● **Dataset entries on figures**:
━━━━━━

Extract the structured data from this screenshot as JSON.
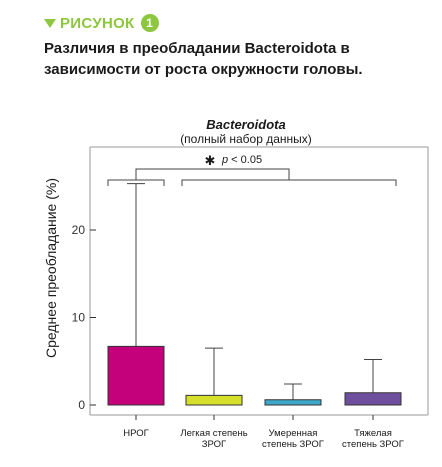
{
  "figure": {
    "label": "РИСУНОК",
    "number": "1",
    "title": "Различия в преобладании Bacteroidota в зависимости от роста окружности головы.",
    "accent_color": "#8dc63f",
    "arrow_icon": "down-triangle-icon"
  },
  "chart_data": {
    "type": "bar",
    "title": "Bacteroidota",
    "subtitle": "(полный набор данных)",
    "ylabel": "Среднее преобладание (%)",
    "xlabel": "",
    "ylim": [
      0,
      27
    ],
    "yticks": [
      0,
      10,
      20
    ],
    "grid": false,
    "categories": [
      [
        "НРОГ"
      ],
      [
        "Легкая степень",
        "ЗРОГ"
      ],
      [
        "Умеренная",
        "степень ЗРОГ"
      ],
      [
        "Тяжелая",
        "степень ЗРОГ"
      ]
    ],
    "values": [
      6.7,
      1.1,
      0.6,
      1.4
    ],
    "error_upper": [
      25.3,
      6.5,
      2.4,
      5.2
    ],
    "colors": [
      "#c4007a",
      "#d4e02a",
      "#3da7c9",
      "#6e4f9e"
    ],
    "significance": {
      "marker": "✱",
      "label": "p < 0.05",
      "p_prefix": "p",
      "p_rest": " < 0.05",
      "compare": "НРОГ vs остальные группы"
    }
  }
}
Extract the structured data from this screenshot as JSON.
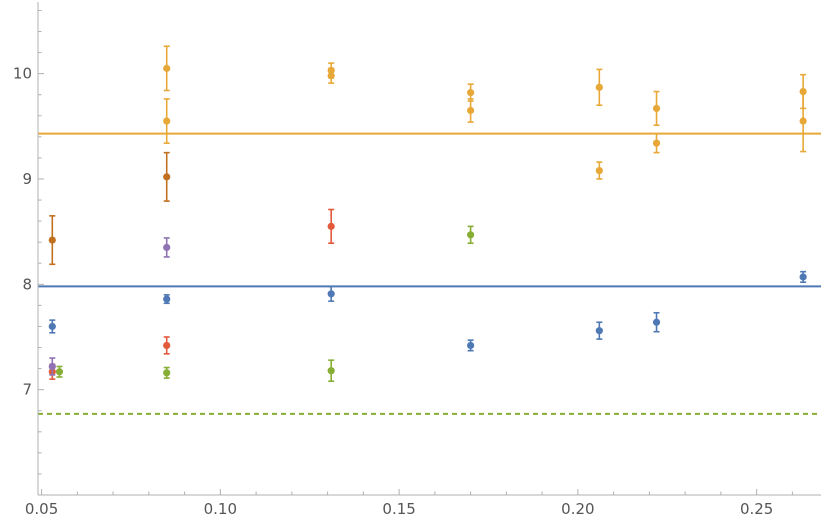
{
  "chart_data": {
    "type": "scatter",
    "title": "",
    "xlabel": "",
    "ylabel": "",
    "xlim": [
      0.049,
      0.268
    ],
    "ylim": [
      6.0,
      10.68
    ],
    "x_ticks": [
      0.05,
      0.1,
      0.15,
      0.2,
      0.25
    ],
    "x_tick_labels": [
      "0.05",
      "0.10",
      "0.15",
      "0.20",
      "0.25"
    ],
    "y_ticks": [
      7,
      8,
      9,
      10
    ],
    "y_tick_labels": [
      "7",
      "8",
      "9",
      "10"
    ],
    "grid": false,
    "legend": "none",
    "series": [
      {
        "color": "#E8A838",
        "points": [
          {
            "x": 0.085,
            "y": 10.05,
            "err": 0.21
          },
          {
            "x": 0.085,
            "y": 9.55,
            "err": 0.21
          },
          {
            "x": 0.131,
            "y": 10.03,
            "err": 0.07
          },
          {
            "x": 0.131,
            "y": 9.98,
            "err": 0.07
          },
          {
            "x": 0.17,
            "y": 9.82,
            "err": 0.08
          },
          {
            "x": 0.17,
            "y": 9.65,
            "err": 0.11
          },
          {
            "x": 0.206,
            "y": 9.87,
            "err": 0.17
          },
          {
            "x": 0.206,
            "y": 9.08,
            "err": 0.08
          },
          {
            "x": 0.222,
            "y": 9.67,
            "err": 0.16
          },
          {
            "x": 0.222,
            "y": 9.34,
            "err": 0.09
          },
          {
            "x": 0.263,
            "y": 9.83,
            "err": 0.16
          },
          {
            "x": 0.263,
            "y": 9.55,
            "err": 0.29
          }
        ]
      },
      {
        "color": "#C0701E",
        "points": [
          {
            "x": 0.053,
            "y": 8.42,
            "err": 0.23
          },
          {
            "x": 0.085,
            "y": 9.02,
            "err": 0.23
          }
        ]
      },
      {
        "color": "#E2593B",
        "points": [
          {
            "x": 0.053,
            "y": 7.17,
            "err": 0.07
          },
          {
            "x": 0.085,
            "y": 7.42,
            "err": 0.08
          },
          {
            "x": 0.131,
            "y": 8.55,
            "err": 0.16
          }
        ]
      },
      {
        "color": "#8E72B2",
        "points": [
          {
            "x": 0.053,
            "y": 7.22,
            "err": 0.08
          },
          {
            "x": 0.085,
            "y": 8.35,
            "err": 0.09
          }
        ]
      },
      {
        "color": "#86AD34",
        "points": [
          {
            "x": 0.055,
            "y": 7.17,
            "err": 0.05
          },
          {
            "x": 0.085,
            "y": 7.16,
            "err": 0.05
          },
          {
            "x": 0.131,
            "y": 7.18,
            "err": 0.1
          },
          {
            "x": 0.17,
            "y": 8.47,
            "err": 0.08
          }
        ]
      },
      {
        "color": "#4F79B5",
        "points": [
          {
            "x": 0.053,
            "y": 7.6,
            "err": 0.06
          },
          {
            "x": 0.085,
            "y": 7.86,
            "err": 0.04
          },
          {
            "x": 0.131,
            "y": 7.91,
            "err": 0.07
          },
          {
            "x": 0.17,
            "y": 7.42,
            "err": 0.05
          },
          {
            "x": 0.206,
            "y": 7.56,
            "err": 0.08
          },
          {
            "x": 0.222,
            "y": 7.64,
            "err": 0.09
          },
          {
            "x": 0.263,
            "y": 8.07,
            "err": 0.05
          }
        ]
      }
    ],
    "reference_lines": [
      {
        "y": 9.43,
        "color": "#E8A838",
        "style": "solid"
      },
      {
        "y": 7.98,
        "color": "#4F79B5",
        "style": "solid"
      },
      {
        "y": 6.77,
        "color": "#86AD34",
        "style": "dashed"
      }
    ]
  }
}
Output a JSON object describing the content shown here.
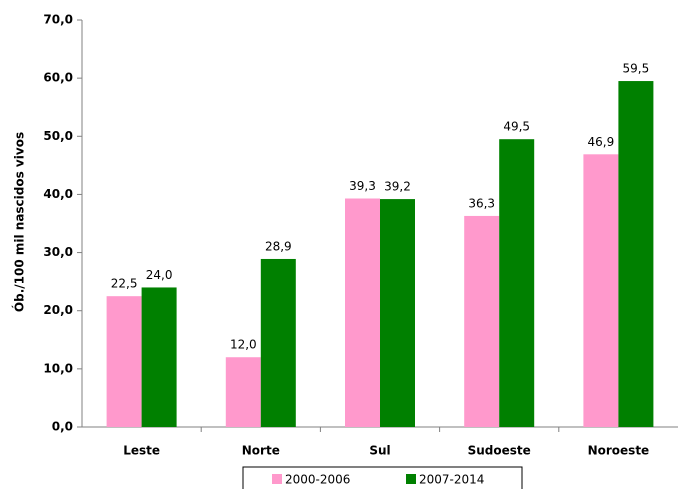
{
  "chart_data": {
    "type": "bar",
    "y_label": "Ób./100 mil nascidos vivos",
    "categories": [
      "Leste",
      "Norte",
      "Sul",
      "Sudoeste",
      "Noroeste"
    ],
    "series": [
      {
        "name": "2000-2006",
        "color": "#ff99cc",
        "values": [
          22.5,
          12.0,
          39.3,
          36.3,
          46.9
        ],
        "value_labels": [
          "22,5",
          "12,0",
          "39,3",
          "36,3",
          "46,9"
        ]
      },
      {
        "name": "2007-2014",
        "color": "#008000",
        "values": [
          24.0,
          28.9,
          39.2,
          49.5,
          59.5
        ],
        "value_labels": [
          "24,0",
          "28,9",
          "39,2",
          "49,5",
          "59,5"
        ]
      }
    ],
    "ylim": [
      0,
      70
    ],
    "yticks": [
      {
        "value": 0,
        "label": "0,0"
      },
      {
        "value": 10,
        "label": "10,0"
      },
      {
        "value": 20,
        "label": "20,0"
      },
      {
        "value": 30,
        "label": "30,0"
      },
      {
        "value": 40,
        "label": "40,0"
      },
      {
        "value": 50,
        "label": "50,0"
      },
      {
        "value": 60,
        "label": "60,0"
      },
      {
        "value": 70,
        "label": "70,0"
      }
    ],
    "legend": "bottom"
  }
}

━━━━━━

● **EXERCISE DESCRIPTION**: Report the number of lines in the entries above that include the string "ylabel". Give nothing but the number.

● **CORRECT RESPONSE**: 2